REQUIREMENT => Scan the listing below and copy every line holding "structure".

-- BEGIN --

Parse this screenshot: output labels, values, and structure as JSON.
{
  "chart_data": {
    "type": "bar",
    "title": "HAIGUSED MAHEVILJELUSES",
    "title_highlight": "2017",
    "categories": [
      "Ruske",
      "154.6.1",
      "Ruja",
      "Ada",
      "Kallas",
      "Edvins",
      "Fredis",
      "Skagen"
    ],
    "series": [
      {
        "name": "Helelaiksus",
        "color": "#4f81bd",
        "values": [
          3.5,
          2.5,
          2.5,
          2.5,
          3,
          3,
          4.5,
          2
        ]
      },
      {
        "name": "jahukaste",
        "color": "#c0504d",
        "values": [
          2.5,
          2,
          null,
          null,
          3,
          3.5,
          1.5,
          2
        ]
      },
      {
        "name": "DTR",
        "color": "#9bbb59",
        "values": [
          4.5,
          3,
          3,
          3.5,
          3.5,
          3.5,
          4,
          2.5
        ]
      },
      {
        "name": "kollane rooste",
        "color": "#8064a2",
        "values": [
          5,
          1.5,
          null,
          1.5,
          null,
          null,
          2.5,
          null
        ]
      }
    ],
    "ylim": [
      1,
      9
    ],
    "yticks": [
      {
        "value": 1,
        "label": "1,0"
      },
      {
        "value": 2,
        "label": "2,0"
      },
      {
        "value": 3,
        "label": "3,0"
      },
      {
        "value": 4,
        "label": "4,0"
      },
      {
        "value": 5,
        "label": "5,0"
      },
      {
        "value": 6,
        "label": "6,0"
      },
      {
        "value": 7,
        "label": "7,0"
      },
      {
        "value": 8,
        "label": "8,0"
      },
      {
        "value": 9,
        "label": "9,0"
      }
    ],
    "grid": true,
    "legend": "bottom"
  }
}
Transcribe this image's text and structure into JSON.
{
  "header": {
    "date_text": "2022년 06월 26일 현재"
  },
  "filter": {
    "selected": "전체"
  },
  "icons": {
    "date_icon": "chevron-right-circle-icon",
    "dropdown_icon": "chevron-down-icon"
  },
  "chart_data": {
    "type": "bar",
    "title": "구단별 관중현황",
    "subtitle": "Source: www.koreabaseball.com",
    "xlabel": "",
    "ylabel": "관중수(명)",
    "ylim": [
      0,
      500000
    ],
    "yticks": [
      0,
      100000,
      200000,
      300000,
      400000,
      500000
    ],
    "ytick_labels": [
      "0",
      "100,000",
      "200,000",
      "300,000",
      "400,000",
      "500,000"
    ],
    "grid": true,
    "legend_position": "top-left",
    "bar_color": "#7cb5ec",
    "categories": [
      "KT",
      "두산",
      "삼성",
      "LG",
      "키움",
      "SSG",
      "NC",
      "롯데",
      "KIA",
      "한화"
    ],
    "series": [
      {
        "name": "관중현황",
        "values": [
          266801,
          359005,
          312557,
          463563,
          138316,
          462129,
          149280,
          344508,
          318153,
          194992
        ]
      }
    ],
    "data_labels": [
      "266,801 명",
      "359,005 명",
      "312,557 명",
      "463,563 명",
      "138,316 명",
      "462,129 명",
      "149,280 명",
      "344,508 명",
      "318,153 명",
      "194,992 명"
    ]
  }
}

-- END --

REPLY =>
Parse this screenshot: output labels, values, and structure as JSON.
Transcribe this image's text and structure into JSON.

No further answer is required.